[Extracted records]
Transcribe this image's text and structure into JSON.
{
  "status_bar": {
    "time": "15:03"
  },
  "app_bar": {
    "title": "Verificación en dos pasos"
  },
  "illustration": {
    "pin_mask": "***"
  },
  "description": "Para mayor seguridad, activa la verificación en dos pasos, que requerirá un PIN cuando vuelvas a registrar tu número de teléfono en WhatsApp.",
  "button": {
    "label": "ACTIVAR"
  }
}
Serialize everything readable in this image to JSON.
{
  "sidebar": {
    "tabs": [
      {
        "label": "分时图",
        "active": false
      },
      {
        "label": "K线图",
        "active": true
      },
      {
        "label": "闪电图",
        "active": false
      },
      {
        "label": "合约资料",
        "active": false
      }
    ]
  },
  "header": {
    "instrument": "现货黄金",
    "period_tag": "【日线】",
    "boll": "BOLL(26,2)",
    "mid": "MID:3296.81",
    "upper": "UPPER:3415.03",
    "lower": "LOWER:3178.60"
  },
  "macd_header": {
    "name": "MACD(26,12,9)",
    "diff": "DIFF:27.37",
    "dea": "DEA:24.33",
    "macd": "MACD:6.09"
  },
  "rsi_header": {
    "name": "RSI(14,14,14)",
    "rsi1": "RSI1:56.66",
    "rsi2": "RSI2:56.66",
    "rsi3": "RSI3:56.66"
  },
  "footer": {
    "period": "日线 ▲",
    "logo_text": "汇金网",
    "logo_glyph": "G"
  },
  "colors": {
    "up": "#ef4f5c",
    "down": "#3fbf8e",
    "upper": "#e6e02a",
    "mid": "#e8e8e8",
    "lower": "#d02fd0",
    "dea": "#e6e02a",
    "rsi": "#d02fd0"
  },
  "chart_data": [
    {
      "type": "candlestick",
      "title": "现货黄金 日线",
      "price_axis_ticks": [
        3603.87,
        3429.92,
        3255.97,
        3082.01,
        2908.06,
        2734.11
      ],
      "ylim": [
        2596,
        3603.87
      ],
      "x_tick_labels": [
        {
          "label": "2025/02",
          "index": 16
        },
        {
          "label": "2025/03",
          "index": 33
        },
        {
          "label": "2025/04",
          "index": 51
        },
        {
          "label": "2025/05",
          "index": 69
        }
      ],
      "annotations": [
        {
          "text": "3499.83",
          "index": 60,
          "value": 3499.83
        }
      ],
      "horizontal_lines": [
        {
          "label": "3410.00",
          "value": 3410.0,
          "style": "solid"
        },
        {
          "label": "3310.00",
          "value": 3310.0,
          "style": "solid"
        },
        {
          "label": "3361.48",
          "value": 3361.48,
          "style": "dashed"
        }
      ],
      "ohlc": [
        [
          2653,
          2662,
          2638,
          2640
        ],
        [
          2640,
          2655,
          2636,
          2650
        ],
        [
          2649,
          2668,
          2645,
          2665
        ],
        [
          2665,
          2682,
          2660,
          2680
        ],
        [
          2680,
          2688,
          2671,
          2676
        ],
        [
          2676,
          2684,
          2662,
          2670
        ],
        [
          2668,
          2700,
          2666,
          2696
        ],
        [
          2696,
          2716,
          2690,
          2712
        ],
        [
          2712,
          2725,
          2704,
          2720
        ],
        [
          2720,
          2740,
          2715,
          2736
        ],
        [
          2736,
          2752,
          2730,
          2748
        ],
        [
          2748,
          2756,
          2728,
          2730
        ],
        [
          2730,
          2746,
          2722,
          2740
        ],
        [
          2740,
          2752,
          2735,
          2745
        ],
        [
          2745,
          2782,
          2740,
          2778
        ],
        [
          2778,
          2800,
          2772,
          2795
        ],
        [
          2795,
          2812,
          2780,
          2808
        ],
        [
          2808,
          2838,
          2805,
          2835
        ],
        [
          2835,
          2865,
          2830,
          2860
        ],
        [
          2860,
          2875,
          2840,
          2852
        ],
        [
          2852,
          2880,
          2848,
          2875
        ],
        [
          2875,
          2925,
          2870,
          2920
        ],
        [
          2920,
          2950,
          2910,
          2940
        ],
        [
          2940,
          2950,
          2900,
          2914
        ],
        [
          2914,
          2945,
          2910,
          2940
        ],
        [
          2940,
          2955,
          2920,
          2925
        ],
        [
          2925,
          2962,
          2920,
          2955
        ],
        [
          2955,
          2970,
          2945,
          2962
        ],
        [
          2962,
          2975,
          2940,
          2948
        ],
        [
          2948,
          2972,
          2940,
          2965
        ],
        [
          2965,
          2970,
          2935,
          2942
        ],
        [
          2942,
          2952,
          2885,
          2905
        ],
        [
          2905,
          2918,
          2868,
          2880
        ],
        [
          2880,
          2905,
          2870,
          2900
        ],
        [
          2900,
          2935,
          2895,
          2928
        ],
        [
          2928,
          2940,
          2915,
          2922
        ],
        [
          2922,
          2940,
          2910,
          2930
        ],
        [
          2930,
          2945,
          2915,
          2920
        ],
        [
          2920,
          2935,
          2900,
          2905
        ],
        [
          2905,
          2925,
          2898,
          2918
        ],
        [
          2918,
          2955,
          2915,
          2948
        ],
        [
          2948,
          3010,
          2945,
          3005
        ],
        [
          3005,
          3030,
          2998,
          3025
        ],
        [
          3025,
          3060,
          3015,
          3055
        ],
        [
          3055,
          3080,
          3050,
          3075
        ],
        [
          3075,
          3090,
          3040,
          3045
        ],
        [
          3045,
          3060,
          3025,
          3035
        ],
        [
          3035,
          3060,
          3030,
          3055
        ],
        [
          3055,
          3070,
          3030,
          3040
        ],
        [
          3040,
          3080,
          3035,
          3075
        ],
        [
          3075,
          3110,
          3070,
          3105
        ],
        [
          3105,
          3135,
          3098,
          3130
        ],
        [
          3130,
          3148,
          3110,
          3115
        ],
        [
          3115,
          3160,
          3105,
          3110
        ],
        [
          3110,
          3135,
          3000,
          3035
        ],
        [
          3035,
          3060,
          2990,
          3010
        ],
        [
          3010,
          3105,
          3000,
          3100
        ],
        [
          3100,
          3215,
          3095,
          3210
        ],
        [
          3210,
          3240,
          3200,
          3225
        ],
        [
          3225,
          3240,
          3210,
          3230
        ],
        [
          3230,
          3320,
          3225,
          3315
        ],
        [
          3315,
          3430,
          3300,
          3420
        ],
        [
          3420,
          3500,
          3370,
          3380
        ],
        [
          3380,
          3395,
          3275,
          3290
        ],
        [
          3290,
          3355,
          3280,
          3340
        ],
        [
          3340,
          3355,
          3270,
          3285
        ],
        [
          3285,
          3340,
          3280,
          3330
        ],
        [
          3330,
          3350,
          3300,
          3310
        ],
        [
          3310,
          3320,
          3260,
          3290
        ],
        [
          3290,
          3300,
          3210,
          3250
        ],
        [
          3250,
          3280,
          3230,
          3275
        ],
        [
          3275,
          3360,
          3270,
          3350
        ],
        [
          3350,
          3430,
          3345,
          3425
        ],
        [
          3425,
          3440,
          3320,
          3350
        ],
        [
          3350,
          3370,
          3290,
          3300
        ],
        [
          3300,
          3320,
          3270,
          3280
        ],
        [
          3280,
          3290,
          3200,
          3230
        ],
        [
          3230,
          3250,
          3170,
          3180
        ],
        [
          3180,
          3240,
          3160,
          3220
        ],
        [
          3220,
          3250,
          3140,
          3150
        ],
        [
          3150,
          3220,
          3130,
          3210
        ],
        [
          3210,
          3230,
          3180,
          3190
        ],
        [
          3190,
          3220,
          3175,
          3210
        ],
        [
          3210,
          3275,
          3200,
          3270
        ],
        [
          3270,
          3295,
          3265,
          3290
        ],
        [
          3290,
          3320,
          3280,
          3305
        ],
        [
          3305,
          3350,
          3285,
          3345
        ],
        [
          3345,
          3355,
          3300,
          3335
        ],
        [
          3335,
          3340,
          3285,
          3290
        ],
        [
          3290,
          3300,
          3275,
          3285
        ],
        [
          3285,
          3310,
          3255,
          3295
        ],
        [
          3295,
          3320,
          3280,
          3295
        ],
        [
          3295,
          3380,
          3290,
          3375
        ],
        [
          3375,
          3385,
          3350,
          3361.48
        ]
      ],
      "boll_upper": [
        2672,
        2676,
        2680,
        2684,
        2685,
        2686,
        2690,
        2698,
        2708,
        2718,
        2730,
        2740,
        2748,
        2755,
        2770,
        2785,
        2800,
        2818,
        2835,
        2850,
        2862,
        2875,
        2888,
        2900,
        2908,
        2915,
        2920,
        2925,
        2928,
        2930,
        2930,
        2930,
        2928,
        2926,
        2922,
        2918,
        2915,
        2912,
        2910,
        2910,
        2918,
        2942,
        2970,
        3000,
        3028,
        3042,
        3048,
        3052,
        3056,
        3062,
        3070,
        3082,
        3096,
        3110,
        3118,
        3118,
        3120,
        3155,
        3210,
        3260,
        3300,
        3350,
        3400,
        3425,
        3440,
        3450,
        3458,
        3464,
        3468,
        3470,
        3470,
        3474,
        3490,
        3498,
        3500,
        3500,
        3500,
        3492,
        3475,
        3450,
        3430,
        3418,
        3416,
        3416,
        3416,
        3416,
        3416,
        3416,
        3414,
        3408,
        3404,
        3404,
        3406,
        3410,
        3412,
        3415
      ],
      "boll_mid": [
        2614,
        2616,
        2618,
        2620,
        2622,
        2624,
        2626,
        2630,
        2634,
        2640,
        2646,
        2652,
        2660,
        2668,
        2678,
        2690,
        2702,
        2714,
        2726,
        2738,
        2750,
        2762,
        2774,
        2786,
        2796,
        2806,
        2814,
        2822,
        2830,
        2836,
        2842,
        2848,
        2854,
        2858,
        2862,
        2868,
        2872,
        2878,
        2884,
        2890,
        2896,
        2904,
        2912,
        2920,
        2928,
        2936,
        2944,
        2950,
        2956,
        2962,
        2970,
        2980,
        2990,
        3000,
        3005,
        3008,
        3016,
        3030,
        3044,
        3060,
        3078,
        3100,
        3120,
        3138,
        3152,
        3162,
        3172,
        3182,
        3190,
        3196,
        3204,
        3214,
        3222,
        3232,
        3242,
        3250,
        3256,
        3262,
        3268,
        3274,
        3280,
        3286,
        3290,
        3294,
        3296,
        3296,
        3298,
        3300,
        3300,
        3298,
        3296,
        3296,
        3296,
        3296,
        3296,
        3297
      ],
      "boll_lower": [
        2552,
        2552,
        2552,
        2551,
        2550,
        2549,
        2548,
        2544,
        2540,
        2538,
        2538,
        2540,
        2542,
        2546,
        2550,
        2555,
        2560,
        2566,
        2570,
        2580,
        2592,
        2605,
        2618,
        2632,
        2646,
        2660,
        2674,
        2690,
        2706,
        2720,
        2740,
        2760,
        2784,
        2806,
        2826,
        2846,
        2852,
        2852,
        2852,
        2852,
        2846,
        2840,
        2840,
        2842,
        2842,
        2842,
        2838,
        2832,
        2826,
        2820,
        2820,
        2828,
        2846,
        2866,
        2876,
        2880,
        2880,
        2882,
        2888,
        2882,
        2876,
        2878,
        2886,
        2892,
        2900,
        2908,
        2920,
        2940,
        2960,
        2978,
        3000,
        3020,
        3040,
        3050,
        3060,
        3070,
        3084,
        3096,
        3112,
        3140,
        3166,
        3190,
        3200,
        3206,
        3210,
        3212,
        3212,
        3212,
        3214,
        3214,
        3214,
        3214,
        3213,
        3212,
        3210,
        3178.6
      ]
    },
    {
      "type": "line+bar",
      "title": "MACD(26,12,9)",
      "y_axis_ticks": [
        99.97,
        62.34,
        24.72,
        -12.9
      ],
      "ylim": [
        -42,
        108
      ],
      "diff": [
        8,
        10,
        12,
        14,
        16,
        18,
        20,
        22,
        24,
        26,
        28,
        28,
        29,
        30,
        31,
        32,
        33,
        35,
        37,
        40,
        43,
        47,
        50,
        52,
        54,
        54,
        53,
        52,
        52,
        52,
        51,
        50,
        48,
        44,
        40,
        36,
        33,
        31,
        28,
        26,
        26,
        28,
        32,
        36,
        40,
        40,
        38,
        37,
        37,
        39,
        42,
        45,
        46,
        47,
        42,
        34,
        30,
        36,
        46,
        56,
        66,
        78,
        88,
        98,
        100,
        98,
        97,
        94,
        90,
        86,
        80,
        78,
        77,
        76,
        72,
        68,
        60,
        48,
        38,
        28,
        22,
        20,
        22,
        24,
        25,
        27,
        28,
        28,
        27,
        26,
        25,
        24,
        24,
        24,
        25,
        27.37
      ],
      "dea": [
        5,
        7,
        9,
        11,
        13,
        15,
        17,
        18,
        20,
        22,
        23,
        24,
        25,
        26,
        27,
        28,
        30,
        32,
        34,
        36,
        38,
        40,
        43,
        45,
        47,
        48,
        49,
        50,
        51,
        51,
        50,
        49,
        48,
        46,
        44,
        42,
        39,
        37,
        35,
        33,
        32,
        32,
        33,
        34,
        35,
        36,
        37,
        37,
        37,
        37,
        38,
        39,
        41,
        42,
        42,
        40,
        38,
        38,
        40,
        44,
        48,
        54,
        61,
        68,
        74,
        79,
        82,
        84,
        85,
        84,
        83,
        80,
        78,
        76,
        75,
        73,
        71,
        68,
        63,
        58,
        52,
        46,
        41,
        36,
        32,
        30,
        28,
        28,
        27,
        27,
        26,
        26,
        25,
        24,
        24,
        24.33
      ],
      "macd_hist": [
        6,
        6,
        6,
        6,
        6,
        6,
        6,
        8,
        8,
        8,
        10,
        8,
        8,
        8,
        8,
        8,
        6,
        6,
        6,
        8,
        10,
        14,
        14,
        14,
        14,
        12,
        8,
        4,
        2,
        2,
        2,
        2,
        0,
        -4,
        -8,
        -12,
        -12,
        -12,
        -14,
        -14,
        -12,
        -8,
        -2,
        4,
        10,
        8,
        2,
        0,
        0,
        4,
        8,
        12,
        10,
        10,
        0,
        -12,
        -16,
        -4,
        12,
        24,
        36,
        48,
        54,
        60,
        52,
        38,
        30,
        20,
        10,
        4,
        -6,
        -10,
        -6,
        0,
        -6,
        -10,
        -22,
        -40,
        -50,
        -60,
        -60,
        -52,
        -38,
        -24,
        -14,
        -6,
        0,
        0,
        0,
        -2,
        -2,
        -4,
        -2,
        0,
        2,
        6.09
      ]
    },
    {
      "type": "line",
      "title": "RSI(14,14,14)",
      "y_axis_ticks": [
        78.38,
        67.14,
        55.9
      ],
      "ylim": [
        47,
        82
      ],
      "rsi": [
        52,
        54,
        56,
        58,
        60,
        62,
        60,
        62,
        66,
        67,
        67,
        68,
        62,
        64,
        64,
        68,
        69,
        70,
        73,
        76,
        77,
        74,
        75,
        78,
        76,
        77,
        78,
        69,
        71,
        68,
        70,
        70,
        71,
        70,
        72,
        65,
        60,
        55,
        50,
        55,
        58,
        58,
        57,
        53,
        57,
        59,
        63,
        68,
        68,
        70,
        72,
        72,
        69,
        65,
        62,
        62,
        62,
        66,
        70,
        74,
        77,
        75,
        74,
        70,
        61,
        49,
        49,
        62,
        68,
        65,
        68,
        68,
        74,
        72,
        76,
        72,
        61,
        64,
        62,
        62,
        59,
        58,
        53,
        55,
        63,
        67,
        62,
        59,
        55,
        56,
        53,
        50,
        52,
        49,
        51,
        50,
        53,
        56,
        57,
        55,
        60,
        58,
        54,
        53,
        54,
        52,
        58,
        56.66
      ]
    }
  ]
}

> **WORK REQUIRED**
Tell how many lines contain the word "image", using only the number.

> **ANSWER TO THE EXERCISE**
2